SHORT TASK> Determine how many lines contain the string "JSON". Reply with that figure and nothing else.

THE INPUT>
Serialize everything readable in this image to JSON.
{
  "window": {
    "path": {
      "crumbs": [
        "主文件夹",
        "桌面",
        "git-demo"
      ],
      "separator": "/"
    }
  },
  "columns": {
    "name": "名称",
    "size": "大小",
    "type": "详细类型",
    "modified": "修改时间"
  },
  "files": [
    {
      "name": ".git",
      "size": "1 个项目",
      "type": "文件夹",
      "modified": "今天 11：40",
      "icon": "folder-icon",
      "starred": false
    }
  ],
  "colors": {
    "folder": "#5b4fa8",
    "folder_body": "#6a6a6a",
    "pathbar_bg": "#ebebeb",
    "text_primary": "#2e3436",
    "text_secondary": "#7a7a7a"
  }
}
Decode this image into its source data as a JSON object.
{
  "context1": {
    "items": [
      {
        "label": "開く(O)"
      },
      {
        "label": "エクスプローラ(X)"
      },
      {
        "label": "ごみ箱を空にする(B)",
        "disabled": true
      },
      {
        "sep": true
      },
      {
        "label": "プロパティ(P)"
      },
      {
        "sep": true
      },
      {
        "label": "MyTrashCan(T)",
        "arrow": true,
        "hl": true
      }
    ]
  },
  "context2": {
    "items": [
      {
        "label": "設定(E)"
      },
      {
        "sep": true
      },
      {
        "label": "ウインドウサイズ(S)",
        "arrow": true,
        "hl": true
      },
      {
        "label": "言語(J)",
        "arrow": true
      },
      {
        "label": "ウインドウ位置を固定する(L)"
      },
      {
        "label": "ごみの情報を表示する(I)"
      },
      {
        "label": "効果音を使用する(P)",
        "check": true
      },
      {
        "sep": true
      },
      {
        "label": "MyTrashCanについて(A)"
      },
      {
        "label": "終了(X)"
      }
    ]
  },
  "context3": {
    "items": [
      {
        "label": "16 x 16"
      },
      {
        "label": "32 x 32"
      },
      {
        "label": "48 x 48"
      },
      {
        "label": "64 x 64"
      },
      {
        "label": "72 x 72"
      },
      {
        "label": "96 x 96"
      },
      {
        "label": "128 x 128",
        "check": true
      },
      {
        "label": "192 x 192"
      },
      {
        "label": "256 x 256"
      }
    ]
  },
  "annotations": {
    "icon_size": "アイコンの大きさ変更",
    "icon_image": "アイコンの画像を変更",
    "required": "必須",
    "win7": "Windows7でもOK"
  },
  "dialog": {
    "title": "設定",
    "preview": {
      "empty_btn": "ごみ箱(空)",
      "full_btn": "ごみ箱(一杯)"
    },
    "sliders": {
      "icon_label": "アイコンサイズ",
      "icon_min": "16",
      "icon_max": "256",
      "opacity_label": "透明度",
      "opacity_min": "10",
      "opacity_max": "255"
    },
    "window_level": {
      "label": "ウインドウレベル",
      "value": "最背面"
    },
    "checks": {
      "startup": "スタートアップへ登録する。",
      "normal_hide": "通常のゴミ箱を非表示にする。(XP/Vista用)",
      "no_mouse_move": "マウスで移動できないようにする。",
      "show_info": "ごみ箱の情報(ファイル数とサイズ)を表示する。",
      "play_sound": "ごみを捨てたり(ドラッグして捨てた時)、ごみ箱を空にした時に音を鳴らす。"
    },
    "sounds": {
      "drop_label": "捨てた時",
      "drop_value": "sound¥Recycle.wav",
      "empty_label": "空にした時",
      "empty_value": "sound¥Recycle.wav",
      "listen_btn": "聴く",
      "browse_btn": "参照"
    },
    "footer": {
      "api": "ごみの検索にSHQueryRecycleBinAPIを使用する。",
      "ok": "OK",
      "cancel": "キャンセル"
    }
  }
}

SOLUTION FOR THIS PROBLEM> 2